> _Goal_
Retype all of the listing exactly, passing over any picture you find.

## START Records for this exercise

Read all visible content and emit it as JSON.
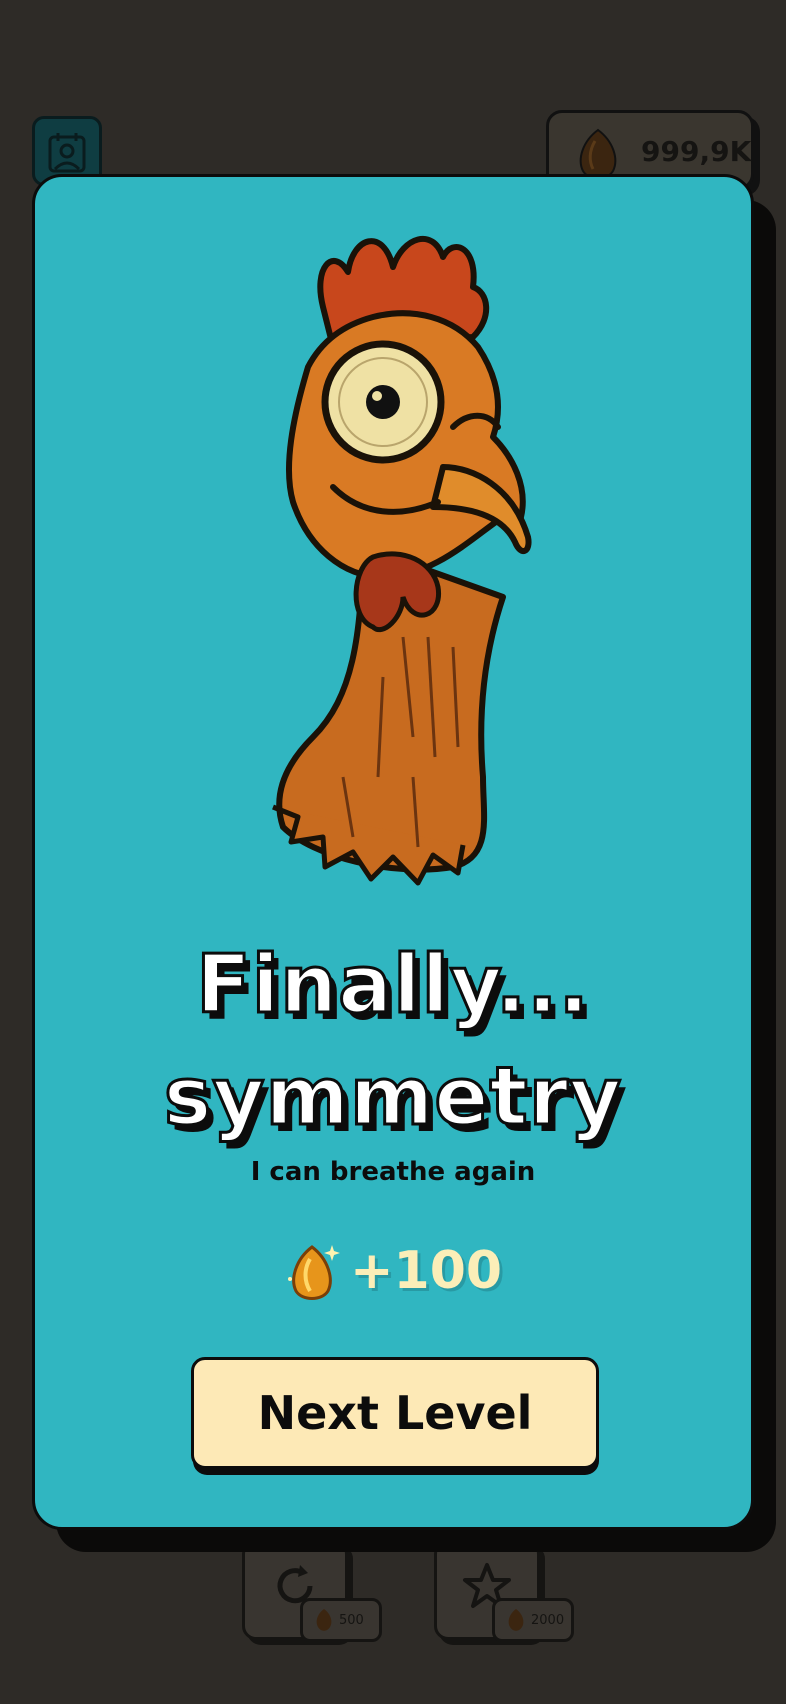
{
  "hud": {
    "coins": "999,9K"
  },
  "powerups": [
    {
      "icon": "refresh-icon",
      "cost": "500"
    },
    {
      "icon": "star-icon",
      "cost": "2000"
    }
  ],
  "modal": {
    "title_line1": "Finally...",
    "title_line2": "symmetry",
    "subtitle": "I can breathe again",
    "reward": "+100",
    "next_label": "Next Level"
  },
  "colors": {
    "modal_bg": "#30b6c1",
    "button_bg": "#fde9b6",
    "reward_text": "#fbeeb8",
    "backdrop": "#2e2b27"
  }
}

## END Records for this exercise

> _Complete output_
Read all visible content and emit it as JSON.
{
  "hud": {
    "coins": "999,9K"
  },
  "powerups": [
    {
      "icon": "refresh-icon",
      "cost": "500"
    },
    {
      "icon": "star-icon",
      "cost": "2000"
    }
  ],
  "modal": {
    "title_line1": "Finally...",
    "title_line2": "symmetry",
    "subtitle": "I can breathe again",
    "reward": "+100",
    "next_label": "Next Level"
  },
  "colors": {
    "modal_bg": "#30b6c1",
    "button_bg": "#fde9b6",
    "reward_text": "#fbeeb8",
    "backdrop": "#2e2b27"
  }
}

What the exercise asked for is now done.